### Written exercise:
Search the records that follow and extract every line containing the string "this".

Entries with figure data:
□ □ □ □

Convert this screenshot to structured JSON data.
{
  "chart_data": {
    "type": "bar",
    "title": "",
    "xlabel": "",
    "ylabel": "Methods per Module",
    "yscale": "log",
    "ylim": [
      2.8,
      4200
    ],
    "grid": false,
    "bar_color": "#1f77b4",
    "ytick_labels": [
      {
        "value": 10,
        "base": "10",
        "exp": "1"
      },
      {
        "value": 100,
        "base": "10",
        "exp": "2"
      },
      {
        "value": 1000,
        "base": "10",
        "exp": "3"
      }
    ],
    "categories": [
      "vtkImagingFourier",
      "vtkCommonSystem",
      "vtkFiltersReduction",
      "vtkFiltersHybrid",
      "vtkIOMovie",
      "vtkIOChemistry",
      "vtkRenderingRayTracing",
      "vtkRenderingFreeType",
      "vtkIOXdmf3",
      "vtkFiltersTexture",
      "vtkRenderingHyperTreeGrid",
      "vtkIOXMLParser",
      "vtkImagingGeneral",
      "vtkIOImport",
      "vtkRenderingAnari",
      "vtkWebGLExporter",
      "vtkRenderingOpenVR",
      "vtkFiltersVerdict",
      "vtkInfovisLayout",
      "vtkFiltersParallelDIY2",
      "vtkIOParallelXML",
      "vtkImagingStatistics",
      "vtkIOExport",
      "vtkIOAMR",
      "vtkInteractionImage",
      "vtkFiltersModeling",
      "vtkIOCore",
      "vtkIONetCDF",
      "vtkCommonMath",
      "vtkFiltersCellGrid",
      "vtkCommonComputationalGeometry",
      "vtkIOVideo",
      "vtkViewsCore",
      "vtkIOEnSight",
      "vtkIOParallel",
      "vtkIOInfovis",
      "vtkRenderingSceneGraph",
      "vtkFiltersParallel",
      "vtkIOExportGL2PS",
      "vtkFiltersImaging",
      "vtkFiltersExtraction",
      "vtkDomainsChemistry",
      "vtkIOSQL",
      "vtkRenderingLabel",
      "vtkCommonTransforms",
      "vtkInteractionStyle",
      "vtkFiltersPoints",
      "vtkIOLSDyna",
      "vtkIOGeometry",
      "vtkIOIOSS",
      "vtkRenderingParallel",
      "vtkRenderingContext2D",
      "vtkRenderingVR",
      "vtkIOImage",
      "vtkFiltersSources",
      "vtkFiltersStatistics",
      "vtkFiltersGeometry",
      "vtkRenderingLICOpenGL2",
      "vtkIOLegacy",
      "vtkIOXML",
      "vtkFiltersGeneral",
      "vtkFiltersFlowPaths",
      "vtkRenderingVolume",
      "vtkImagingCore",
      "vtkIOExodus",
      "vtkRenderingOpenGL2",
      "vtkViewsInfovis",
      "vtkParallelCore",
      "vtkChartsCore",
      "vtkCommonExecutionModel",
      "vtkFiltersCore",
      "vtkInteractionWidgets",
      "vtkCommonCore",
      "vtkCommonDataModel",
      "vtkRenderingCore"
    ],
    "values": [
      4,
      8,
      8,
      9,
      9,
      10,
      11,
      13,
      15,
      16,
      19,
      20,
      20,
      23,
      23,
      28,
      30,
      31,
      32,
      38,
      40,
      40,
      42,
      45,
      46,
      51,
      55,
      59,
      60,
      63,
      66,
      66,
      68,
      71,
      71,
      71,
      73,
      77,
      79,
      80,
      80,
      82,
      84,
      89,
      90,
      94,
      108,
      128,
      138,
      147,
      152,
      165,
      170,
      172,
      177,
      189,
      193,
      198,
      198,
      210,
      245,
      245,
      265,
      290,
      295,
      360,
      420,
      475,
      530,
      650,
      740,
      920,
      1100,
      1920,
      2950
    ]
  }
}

□ □ □ □

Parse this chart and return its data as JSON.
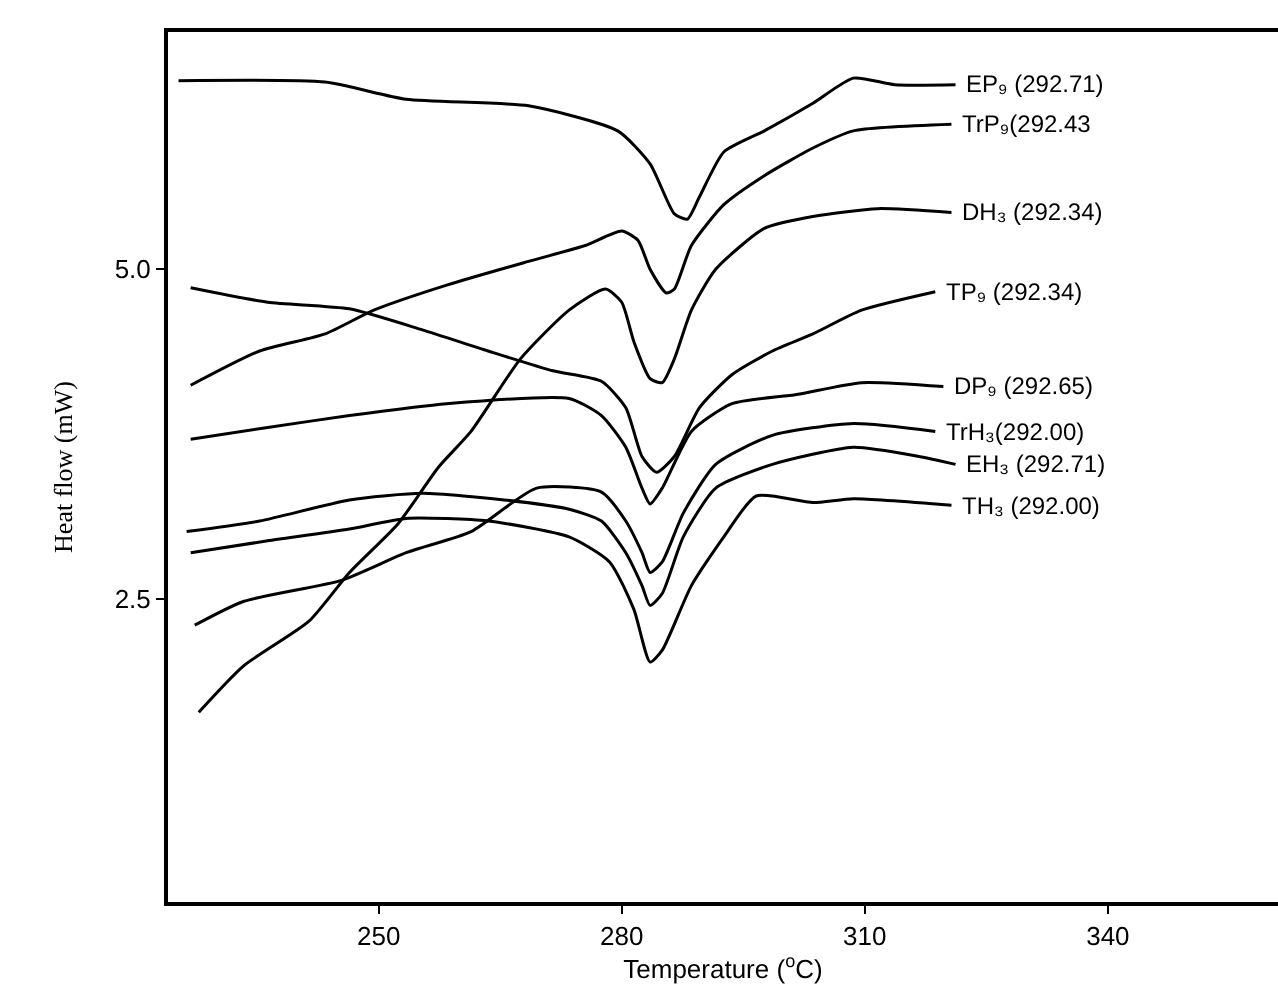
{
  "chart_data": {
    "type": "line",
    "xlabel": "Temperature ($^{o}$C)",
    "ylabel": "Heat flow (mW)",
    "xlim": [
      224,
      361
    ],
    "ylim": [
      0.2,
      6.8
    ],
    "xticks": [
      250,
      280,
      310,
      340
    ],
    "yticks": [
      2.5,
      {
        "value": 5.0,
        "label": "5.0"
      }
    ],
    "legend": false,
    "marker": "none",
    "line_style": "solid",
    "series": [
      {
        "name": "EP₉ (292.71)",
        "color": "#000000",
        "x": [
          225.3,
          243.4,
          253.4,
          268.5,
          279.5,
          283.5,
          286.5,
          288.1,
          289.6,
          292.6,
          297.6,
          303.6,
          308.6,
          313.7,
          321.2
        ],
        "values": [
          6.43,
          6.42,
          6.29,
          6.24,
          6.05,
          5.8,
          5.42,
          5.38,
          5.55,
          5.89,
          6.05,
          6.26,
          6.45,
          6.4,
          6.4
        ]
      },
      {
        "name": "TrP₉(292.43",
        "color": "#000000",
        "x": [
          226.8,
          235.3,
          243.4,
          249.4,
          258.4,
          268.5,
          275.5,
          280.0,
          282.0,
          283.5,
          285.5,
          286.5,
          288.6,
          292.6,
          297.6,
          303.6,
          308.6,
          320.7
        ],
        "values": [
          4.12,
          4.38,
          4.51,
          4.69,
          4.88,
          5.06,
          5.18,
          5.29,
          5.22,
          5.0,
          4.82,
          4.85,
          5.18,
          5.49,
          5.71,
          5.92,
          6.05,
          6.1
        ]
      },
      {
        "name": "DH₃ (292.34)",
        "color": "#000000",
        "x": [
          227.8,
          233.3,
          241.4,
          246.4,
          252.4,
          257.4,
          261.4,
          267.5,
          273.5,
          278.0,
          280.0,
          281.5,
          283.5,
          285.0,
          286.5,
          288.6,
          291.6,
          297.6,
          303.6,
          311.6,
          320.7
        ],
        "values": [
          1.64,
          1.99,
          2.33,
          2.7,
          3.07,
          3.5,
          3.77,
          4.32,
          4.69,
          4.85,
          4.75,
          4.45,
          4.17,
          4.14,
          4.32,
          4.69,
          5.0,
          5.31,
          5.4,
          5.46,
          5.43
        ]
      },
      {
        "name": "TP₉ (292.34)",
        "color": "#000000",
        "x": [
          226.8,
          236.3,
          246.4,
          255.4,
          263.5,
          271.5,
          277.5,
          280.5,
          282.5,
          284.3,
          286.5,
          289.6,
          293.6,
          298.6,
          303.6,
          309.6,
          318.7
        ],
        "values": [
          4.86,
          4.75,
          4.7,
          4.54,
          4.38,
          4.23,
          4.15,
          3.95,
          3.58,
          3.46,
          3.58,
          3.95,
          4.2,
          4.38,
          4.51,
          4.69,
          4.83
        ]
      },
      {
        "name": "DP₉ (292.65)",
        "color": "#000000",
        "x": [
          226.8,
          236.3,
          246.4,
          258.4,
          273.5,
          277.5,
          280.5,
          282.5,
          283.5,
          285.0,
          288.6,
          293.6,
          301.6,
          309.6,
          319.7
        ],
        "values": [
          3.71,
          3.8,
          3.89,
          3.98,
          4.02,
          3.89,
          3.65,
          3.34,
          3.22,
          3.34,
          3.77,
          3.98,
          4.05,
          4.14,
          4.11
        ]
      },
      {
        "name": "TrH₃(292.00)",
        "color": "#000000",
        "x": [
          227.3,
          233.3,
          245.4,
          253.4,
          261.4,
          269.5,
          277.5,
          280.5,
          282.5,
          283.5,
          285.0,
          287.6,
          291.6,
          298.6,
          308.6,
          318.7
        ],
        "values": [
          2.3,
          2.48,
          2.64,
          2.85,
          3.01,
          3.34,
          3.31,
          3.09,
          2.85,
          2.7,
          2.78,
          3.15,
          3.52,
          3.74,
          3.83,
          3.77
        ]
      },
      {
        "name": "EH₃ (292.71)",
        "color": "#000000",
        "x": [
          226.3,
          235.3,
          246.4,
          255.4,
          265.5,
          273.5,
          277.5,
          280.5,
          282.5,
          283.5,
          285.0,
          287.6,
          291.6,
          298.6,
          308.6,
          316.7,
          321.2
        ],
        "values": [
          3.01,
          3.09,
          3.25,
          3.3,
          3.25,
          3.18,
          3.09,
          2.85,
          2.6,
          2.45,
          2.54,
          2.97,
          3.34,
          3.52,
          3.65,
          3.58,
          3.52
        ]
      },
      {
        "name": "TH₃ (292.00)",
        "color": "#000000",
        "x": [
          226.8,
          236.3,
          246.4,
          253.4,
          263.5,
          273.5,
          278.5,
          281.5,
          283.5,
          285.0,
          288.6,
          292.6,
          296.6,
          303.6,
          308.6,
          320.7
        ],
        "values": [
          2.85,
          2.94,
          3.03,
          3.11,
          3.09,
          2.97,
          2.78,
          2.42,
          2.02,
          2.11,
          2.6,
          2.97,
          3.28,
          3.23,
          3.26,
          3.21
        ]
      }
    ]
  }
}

□ □ □ □

### The result:
Convert this screenshot to structured JSON data.
Parse this chart and return its data as JSON.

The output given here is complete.